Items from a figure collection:
+ + +
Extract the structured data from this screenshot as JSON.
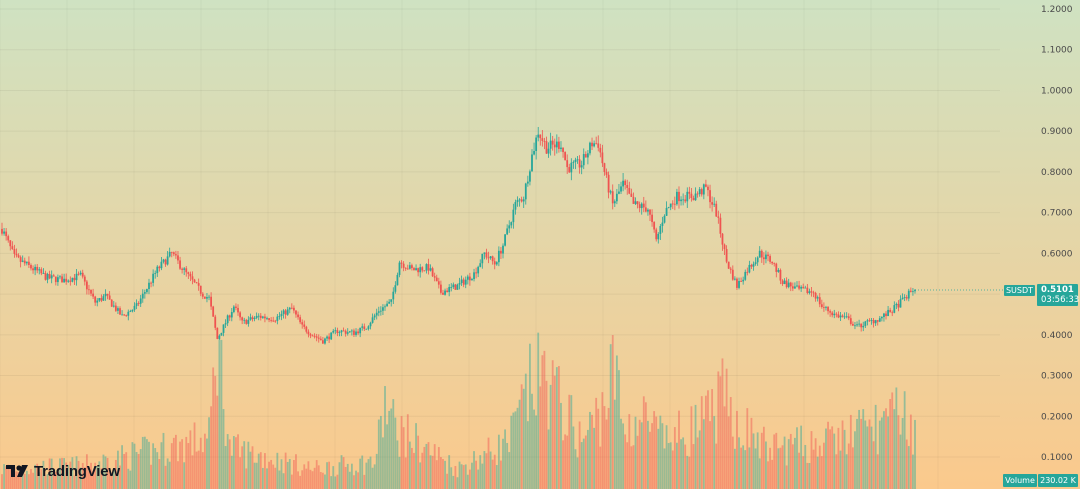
{
  "chart_data": {
    "type": "candlestick",
    "symbol": "SUSDT",
    "brand": "TradingView",
    "last_price": "0.5101",
    "countdown": "03:56:33",
    "volume_label": "Volume",
    "volume_value": "230.02 K",
    "ylim": [
      0.0,
      1.2
    ],
    "y_ticks": [
      "1.2000",
      "1.1000",
      "1.0000",
      "0.9000",
      "0.8000",
      "0.7000",
      "0.6000",
      "0.5000",
      "0.4000",
      "0.3000",
      "0.2000",
      "0.1000"
    ],
    "y_tick_values": [
      1.2,
      1.1,
      1.0,
      0.9,
      0.8,
      0.7,
      0.6,
      0.5,
      0.4,
      0.3,
      0.2,
      0.1
    ],
    "colors": {
      "up": "#26a69a",
      "down": "#ef5350",
      "bg_top": "#cfe2c2",
      "bg_bottom": "#fbc98c"
    },
    "close_anchors": [
      [
        0,
        0.66
      ],
      [
        6,
        0.59
      ],
      [
        14,
        0.565
      ],
      [
        22,
        0.54
      ],
      [
        30,
        0.535
      ],
      [
        38,
        0.545
      ],
      [
        45,
        0.48
      ],
      [
        50,
        0.495
      ],
      [
        58,
        0.445
      ],
      [
        65,
        0.47
      ],
      [
        75,
        0.56
      ],
      [
        82,
        0.6
      ],
      [
        89,
        0.55
      ],
      [
        97,
        0.5
      ],
      [
        100,
        0.49
      ],
      [
        104,
        0.39
      ],
      [
        107,
        0.42
      ],
      [
        112,
        0.47
      ],
      [
        116,
        0.43
      ],
      [
        124,
        0.445
      ],
      [
        132,
        0.44
      ],
      [
        140,
        0.465
      ],
      [
        145,
        0.42
      ],
      [
        150,
        0.4
      ],
      [
        155,
        0.385
      ],
      [
        162,
        0.41
      ],
      [
        170,
        0.405
      ],
      [
        176,
        0.42
      ],
      [
        182,
        0.46
      ],
      [
        188,
        0.48
      ],
      [
        192,
        0.58
      ],
      [
        198,
        0.56
      ],
      [
        206,
        0.565
      ],
      [
        212,
        0.505
      ],
      [
        220,
        0.52
      ],
      [
        228,
        0.55
      ],
      [
        233,
        0.6
      ],
      [
        238,
        0.575
      ],
      [
        242,
        0.62
      ],
      [
        248,
        0.72
      ],
      [
        252,
        0.74
      ],
      [
        256,
        0.84
      ],
      [
        259,
        0.9
      ],
      [
        263,
        0.86
      ],
      [
        270,
        0.87
      ],
      [
        273,
        0.81
      ],
      [
        280,
        0.82
      ],
      [
        285,
        0.87
      ],
      [
        288,
        0.87
      ],
      [
        291,
        0.8
      ],
      [
        295,
        0.72
      ],
      [
        300,
        0.77
      ],
      [
        305,
        0.72
      ],
      [
        312,
        0.71
      ],
      [
        316,
        0.63
      ],
      [
        320,
        0.7
      ],
      [
        326,
        0.74
      ],
      [
        334,
        0.74
      ],
      [
        340,
        0.76
      ],
      [
        345,
        0.7
      ],
      [
        350,
        0.58
      ],
      [
        355,
        0.52
      ],
      [
        360,
        0.56
      ],
      [
        366,
        0.6
      ],
      [
        372,
        0.58
      ],
      [
        377,
        0.53
      ],
      [
        385,
        0.51
      ],
      [
        392,
        0.505
      ],
      [
        396,
        0.47
      ],
      [
        402,
        0.45
      ],
      [
        408,
        0.44
      ],
      [
        413,
        0.42
      ],
      [
        418,
        0.43
      ],
      [
        424,
        0.44
      ],
      [
        430,
        0.46
      ],
      [
        436,
        0.49
      ],
      [
        440,
        0.51
      ],
      [
        441,
        0.5101
      ]
    ],
    "volume_anchors": [
      [
        0,
        0.06
      ],
      [
        40,
        0.07
      ],
      [
        100,
        0.15
      ],
      [
        104,
        0.45
      ],
      [
        110,
        0.12
      ],
      [
        150,
        0.06
      ],
      [
        180,
        0.08
      ],
      [
        185,
        0.25
      ],
      [
        190,
        0.18
      ],
      [
        220,
        0.06
      ],
      [
        245,
        0.14
      ],
      [
        255,
        0.3
      ],
      [
        262,
        0.34
      ],
      [
        270,
        0.25
      ],
      [
        280,
        0.14
      ],
      [
        290,
        0.24
      ],
      [
        296,
        0.36
      ],
      [
        300,
        0.18
      ],
      [
        310,
        0.21
      ],
      [
        320,
        0.14
      ],
      [
        340,
        0.2
      ],
      [
        348,
        0.27
      ],
      [
        355,
        0.2
      ],
      [
        370,
        0.12
      ],
      [
        400,
        0.14
      ],
      [
        412,
        0.17
      ],
      [
        430,
        0.2
      ],
      [
        435,
        0.25
      ],
      [
        441,
        0.15
      ]
    ]
  }
}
+ + +
What is being asked >>
Reproduce the entries above exactly. Do not include the images.

Output below >>
Extract the structured data from this screenshot as JSON.
{
  "chart_data": {
    "type": "candlestick",
    "symbol": "SUSDT",
    "brand": "TradingView",
    "last_price": "0.5101",
    "countdown": "03:56:33",
    "volume_label": "Volume",
    "volume_value": "230.02 K",
    "ylim": [
      0.0,
      1.2
    ],
    "y_ticks": [
      "1.2000",
      "1.1000",
      "1.0000",
      "0.9000",
      "0.8000",
      "0.7000",
      "0.6000",
      "0.5000",
      "0.4000",
      "0.3000",
      "0.2000",
      "0.1000"
    ],
    "y_tick_values": [
      1.2,
      1.1,
      1.0,
      0.9,
      0.8,
      0.7,
      0.6,
      0.5,
      0.4,
      0.3,
      0.2,
      0.1
    ],
    "colors": {
      "up": "#26a69a",
      "down": "#ef5350",
      "bg_top": "#cfe2c2",
      "bg_bottom": "#fbc98c"
    },
    "close_anchors": [
      [
        0,
        0.66
      ],
      [
        6,
        0.59
      ],
      [
        14,
        0.565
      ],
      [
        22,
        0.54
      ],
      [
        30,
        0.535
      ],
      [
        38,
        0.545
      ],
      [
        45,
        0.48
      ],
      [
        50,
        0.495
      ],
      [
        58,
        0.445
      ],
      [
        65,
        0.47
      ],
      [
        75,
        0.56
      ],
      [
        82,
        0.6
      ],
      [
        89,
        0.55
      ],
      [
        97,
        0.5
      ],
      [
        100,
        0.49
      ],
      [
        104,
        0.39
      ],
      [
        107,
        0.42
      ],
      [
        112,
        0.47
      ],
      [
        116,
        0.43
      ],
      [
        124,
        0.445
      ],
      [
        132,
        0.44
      ],
      [
        140,
        0.465
      ],
      [
        145,
        0.42
      ],
      [
        150,
        0.4
      ],
      [
        155,
        0.385
      ],
      [
        162,
        0.41
      ],
      [
        170,
        0.405
      ],
      [
        176,
        0.42
      ],
      [
        182,
        0.46
      ],
      [
        188,
        0.48
      ],
      [
        192,
        0.58
      ],
      [
        198,
        0.56
      ],
      [
        206,
        0.565
      ],
      [
        212,
        0.505
      ],
      [
        220,
        0.52
      ],
      [
        228,
        0.55
      ],
      [
        233,
        0.6
      ],
      [
        238,
        0.575
      ],
      [
        242,
        0.62
      ],
      [
        248,
        0.72
      ],
      [
        252,
        0.74
      ],
      [
        256,
        0.84
      ],
      [
        259,
        0.9
      ],
      [
        263,
        0.86
      ],
      [
        270,
        0.87
      ],
      [
        273,
        0.81
      ],
      [
        280,
        0.82
      ],
      [
        285,
        0.87
      ],
      [
        288,
        0.87
      ],
      [
        291,
        0.8
      ],
      [
        295,
        0.72
      ],
      [
        300,
        0.77
      ],
      [
        305,
        0.72
      ],
      [
        312,
        0.71
      ],
      [
        316,
        0.63
      ],
      [
        320,
        0.7
      ],
      [
        326,
        0.74
      ],
      [
        334,
        0.74
      ],
      [
        340,
        0.76
      ],
      [
        345,
        0.7
      ],
      [
        350,
        0.58
      ],
      [
        355,
        0.52
      ],
      [
        360,
        0.56
      ],
      [
        366,
        0.6
      ],
      [
        372,
        0.58
      ],
      [
        377,
        0.53
      ],
      [
        385,
        0.51
      ],
      [
        392,
        0.505
      ],
      [
        396,
        0.47
      ],
      [
        402,
        0.45
      ],
      [
        408,
        0.44
      ],
      [
        413,
        0.42
      ],
      [
        418,
        0.43
      ],
      [
        424,
        0.44
      ],
      [
        430,
        0.46
      ],
      [
        436,
        0.49
      ],
      [
        440,
        0.51
      ],
      [
        441,
        0.5101
      ]
    ],
    "volume_anchors": [
      [
        0,
        0.06
      ],
      [
        40,
        0.07
      ],
      [
        100,
        0.15
      ],
      [
        104,
        0.45
      ],
      [
        110,
        0.12
      ],
      [
        150,
        0.06
      ],
      [
        180,
        0.08
      ],
      [
        185,
        0.25
      ],
      [
        190,
        0.18
      ],
      [
        220,
        0.06
      ],
      [
        245,
        0.14
      ],
      [
        255,
        0.3
      ],
      [
        262,
        0.34
      ],
      [
        270,
        0.25
      ],
      [
        280,
        0.14
      ],
      [
        290,
        0.24
      ],
      [
        296,
        0.36
      ],
      [
        300,
        0.18
      ],
      [
        310,
        0.21
      ],
      [
        320,
        0.14
      ],
      [
        340,
        0.2
      ],
      [
        348,
        0.27
      ],
      [
        355,
        0.2
      ],
      [
        370,
        0.12
      ],
      [
        400,
        0.14
      ],
      [
        412,
        0.17
      ],
      [
        430,
        0.2
      ],
      [
        435,
        0.25
      ],
      [
        441,
        0.15
      ]
    ]
  }
}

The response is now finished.